(Task to carry out): Which rows below contain the string "with"? Pull out each of them in full, treating uppercase and lowercase as different.

(Supplied records):
━━━━━━━━

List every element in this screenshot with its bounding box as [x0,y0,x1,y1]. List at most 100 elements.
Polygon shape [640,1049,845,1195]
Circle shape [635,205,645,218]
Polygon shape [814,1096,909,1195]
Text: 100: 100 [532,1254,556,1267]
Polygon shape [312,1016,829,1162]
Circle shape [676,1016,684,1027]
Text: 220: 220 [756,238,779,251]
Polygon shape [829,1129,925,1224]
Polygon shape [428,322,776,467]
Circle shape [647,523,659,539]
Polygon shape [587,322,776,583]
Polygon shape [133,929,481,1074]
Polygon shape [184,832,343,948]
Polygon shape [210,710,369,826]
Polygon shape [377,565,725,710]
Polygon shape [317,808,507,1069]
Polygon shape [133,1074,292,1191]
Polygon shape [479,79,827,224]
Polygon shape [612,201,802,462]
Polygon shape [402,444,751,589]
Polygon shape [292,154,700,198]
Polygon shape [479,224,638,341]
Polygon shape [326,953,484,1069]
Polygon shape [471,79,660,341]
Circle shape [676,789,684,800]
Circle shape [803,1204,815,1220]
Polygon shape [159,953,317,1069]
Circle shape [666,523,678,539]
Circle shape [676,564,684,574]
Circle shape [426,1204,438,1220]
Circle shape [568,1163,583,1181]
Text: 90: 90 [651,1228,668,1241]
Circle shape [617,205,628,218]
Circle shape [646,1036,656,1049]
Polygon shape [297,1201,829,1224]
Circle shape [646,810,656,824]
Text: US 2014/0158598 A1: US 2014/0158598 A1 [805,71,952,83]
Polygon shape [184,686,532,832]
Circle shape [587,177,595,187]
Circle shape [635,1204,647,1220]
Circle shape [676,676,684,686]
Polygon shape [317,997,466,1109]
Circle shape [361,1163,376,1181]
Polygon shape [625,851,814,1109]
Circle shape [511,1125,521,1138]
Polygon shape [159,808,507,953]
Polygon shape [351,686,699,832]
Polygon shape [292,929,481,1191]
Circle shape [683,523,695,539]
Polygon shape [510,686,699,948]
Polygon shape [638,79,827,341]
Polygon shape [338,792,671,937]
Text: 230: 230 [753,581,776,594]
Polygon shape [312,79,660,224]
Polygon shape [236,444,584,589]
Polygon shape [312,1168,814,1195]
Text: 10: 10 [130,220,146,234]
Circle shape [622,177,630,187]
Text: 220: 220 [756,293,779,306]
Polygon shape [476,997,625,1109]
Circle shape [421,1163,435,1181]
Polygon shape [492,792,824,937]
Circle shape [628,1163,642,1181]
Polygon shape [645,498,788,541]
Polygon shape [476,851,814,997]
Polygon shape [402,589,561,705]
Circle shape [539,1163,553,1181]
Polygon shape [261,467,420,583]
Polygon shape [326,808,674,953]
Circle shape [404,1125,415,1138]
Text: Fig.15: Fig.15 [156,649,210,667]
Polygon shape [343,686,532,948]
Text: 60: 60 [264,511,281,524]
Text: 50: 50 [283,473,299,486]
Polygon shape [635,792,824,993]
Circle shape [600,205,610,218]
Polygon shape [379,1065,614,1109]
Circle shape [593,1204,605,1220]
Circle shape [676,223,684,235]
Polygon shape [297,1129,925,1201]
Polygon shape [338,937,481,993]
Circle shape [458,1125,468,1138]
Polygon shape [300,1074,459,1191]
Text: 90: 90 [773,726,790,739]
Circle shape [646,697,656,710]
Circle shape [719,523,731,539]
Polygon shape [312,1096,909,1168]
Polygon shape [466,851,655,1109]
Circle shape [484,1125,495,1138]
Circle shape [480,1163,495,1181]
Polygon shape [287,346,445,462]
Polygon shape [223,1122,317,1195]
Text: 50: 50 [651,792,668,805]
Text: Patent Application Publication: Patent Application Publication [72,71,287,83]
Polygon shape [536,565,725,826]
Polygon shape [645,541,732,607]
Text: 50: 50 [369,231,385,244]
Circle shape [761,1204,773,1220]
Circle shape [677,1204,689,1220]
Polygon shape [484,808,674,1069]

━━━━━━━━

(Task result):
List every element in this screenshot with its bounding box as [x0,y0,x1,y1]. List at most 100 elements.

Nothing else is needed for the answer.